Skema Kemitraan, Ilusi Keadilan

Maria Hartiningsih
10 menit
Petani dan pedagang tembakau, Sojo, sedang memeriksa tumpukan tembakau di gudang penyimpanan di Karangjati, Ngawi. (Project M/Nurika Manan)

Skema “kemitraan” antara perusahaan dan petani dipandang ideal dalam tata niaga tembakau. Namun skema itu mengandaikan adanya kesetaraan antara para pihak yang terlibat di dalamnya.

Pertanyaannya: bagaimana kesetaraan bisa terwujud kalau salah satu pihak ditempatkan dalam posisi subordinat? Bagaimana petani bisa sejahtera kalau kerugian mengepung dari segenap sisi? Bagaimana kalau negara tidak memahami bahkan tidak mengakui kerentanan dan penderitaan petani?

Petunjuk Pengerjaan
1. Ketik ulang bagian kutipan tentang skema kemitraan tembakau, mulai dari "Skema Kemitraan, Ilusi" sampai dengan "terlibat di dalamnya.".
2. Ubah paragraf dalam kutipan yang diawali "Pertanyaannya: bagaimana kesetaraan" menjadi daftar singkat tanpa menghilangkan pokok-pokoknya.

Data yang Ditampilkan
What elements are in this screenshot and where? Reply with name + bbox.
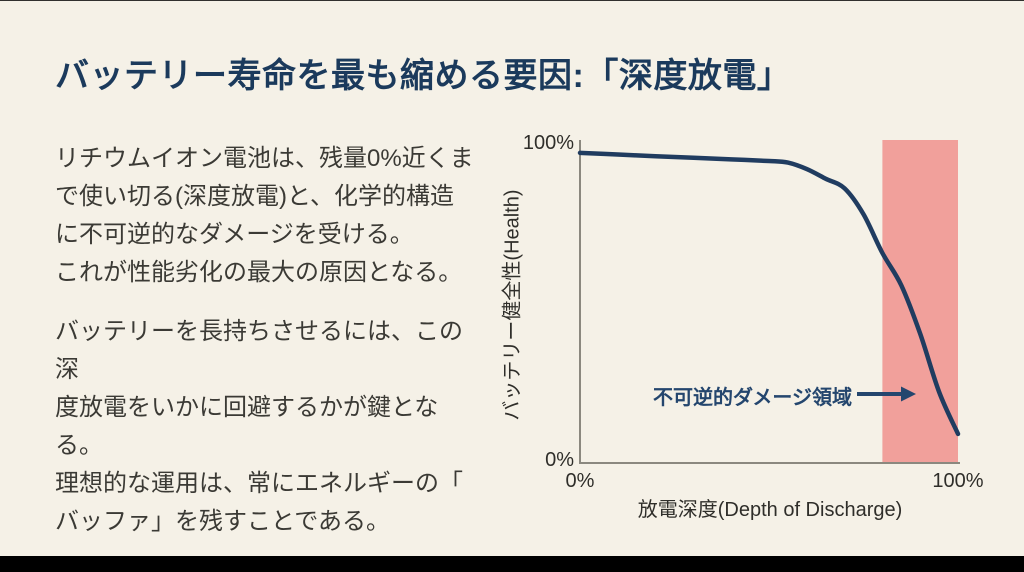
body-paragraph-1: リチウムイオン電池は、残量0%近くま で使い切る(深度放電)と、化学的構造 に不… xyxy=(55,145,474,286)
y-tick-0: 0% xyxy=(545,449,574,471)
y-tick-100: 100% xyxy=(522,132,574,154)
slide-title: バッテリー寿命を最も縮める要因:「深度放電」 xyxy=(55,57,792,95)
x-tick-100: 100% xyxy=(932,470,984,492)
y-axis-title: バッテリー健全性(Health) xyxy=(501,189,524,421)
x-axis-title: 放電深度(Depth of Discharge) xyxy=(637,499,903,521)
battery-health-chart xyxy=(577,140,961,464)
letterbox-bar xyxy=(0,556,1024,572)
top-edge-line xyxy=(0,0,1024,1)
x-tick-0: 0% xyxy=(565,470,595,492)
danger-zone-annotation: 不可逆的ダメージ領域 xyxy=(653,387,852,409)
health-curve xyxy=(577,150,961,437)
annotation-arrow-icon xyxy=(857,386,916,402)
body-paragraph-2: バッテリーを長持ちさせるには、この深 度放電をいかに回避するかが鍵となる。 理想… xyxy=(55,318,463,535)
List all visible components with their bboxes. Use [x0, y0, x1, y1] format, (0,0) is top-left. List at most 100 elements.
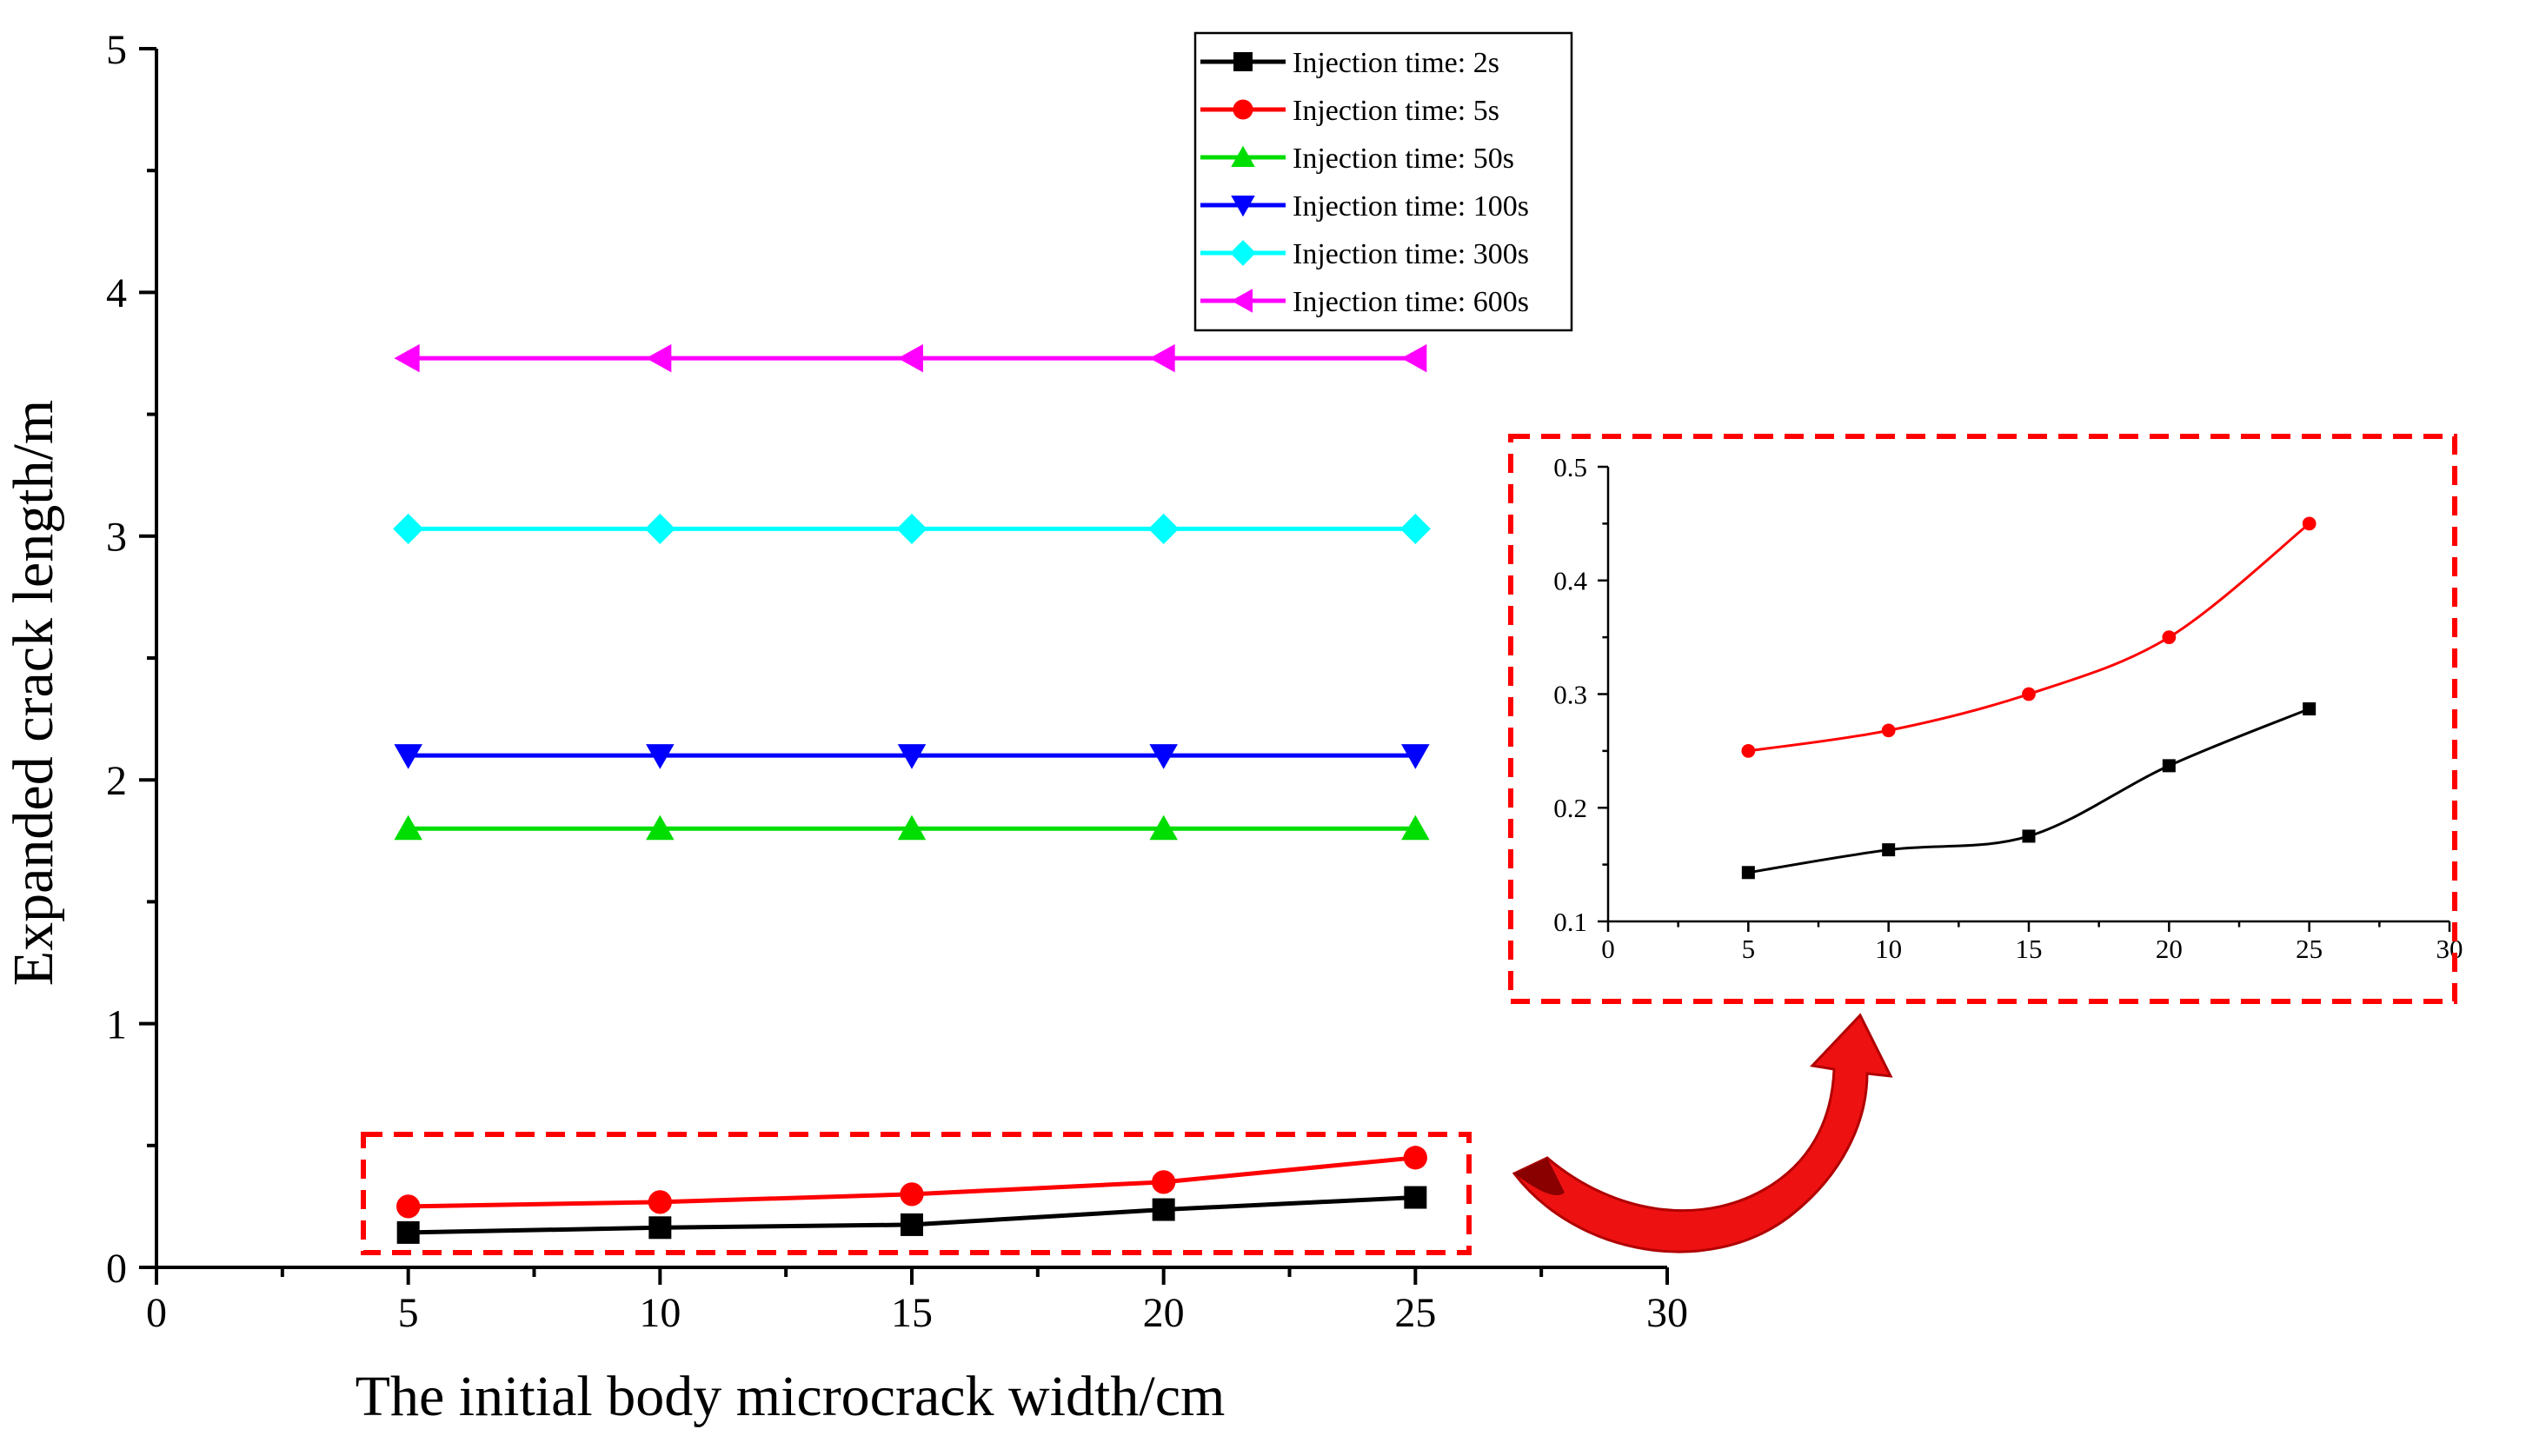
series-injection-time-300s: [393, 513, 1431, 544]
data-point: [1152, 1198, 1175, 1221]
data-point: [648, 1190, 672, 1214]
legend-box: [1193, 31, 1573, 332]
x-tick-label: 25: [1394, 1290, 1436, 1336]
legend-label: Injection time: 5s: [1293, 95, 1499, 127]
x-tick-label: 5: [398, 1290, 419, 1336]
data-point: [1401, 343, 1427, 373]
main-plot: 0 5 10 15 20 25 30 0 1 2 3 4 5 The initial body micro…: [2, 27, 1688, 1428]
inset-y-tick-label: 0.2: [1553, 793, 1587, 823]
x-tick-label: 10: [639, 1290, 681, 1336]
data-point: [1148, 513, 1180, 544]
series-injection-time-50s: [394, 814, 1430, 841]
data-point: [897, 343, 923, 373]
inset-data-point: [2022, 829, 2036, 843]
inset-series-injection-time-2s: [1741, 701, 2317, 880]
legend-swatch-marker: [1233, 52, 1253, 71]
data-point: [897, 744, 927, 769]
legend-swatch-marker: [1231, 289, 1253, 313]
legend-item-injection-time-50s: Injection time: 50s: [1200, 143, 1514, 175]
arrow-shadow: [1514, 1158, 1565, 1196]
legend-item-injection-time-300s: Injection time: 300s: [1200, 238, 1529, 270]
inset-y-tick-label: 0.5: [1553, 452, 1587, 482]
legend-label: Injection time: 300s: [1293, 238, 1529, 270]
inset-x-tick-label: 15: [2016, 934, 2043, 964]
inset-series-injection-time-5s: [1741, 516, 2317, 758]
data-point: [1149, 814, 1178, 841]
y-tick-label: 1: [106, 1001, 127, 1047]
inset-x-tick-label: 0: [1601, 934, 1615, 964]
inset-series-line: [1748, 708, 2310, 874]
inset-data-point: [1741, 744, 1756, 758]
data-point: [900, 1182, 924, 1207]
zoom-region-box: [361, 1132, 1472, 1255]
data-point: [1401, 814, 1430, 841]
legend-swatch-marker: [1233, 99, 1253, 120]
inset-y-tick-label: 0.3: [1553, 679, 1587, 709]
inset-data-point: [2302, 516, 2317, 531]
zoom-annotations: [361, 434, 2457, 1255]
data-point: [644, 513, 675, 544]
data-point: [646, 744, 675, 769]
y-tick-label: 0: [106, 1246, 127, 1292]
inset-data-point: [2022, 687, 2036, 701]
data-point: [1403, 1146, 1427, 1170]
data-point: [1149, 744, 1178, 769]
inset-x-tick-label: 10: [1875, 934, 1902, 964]
legend-item-injection-time-5s: Injection time: 5s: [1200, 95, 1499, 127]
legend: Injection time: 2s Injection time: 5s Inje…: [1193, 31, 1573, 332]
inset-x-tick-label: 5: [1742, 934, 1756, 964]
x-tick-label: 30: [1646, 1290, 1688, 1336]
data-point: [901, 1213, 923, 1236]
inset-x-tick-label: 30: [2436, 934, 2463, 964]
data-point: [394, 814, 422, 841]
inset-y-tick-label: 0.1: [1553, 907, 1587, 937]
inset-x-tick-label: 20: [2156, 934, 2183, 964]
legend-label: Injection time: 600s: [1293, 286, 1529, 318]
inset-x-tick-label: 25: [2296, 934, 2323, 964]
y-tick-label: 4: [106, 270, 127, 316]
legend-swatch-marker: [1230, 240, 1256, 266]
data-point: [394, 343, 420, 373]
series-injection-time-5s: [396, 1146, 1427, 1219]
legend-item-injection-time-100s: Injection time: 100s: [1200, 190, 1529, 223]
data-point: [1152, 1170, 1176, 1194]
data-point: [646, 343, 672, 373]
inset-data-point: [1882, 843, 1896, 857]
arrow-body: [1512, 1013, 1893, 1253]
legend-label: Injection time: 50s: [1293, 143, 1514, 175]
data-point: [648, 1216, 672, 1240]
inset-data-point: [2162, 630, 2177, 644]
data-point: [396, 1220, 420, 1244]
inset-plot: 0 5 10 15 20 25 30 0.1 0.2 0.3 0.4 0.5: [1553, 452, 2463, 964]
inset-frame-box: [1508, 434, 2457, 1004]
data-point: [646, 814, 675, 841]
legend-swatch-marker: [1231, 145, 1255, 167]
x-tick-label: 0: [146, 1290, 167, 1336]
zoom-arrow: [1512, 1013, 1893, 1253]
legend-swatch-marker: [1231, 196, 1255, 217]
x-axis-title: The initial body microcrack width/cm: [356, 1365, 1226, 1428]
y-tick-label: 3: [106, 515, 127, 561]
series-injection-time-100s: [394, 744, 1430, 769]
legend-item-injection-time-600s: Injection time: 600s: [1200, 286, 1529, 318]
inset-data-point: [2162, 759, 2176, 773]
series-injection-time-600s: [394, 343, 1427, 373]
inset-data-point: [1881, 723, 1896, 738]
inset-data-point: [1741, 866, 1755, 880]
x-tick-label: 20: [1143, 1290, 1185, 1336]
legend-label: Injection time: 100s: [1293, 190, 1529, 223]
data-point: [394, 744, 422, 769]
y-axis-title: Expanded crack length/m: [2, 400, 65, 986]
data-point: [396, 1194, 421, 1219]
legend-label: Injection time: 2s: [1293, 47, 1499, 79]
data-point: [1399, 513, 1431, 544]
data-point: [1404, 1186, 1427, 1209]
data-point: [1401, 744, 1430, 769]
data-point: [1149, 343, 1175, 373]
series-injection-time-2s: [396, 1186, 1427, 1244]
x-tick-label: 15: [891, 1290, 933, 1336]
legend-item-injection-time-2s: Injection time: 2s: [1200, 47, 1499, 79]
data-point: [897, 814, 927, 841]
data-point: [393, 513, 424, 544]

Jawaban Berurutan
1.
Skema Kemitraan, Ilusi Keadilan

Maria Hartiningsih
10 menit
Petani dan pedagang tembakau, Sojo, sedang memeriksa tumpukan tembakau di gudang penyimpanan di Karangjati, Ngawi. (Project M/Nurika Manan)

Skema “kemitraan” antara perusahaan dan petani dipandang ideal dalam tata niaga tembakau. Namun skema itu mengandaikan adanya kesetaraan antara para pihak yang terlibat di dalamnya.

2.
- Bagaimana kesetaraan bisa terwujud jika satu pihak ditempatkan dalam posisi subordinat?
- Bagaimana petani bisa sejahtera jika kerugian mengepung dari segenap sisi?
- Bagaimana jika negara tidak memahami, bahkan tidak mengakui, kerentanan dan penderitaan petani?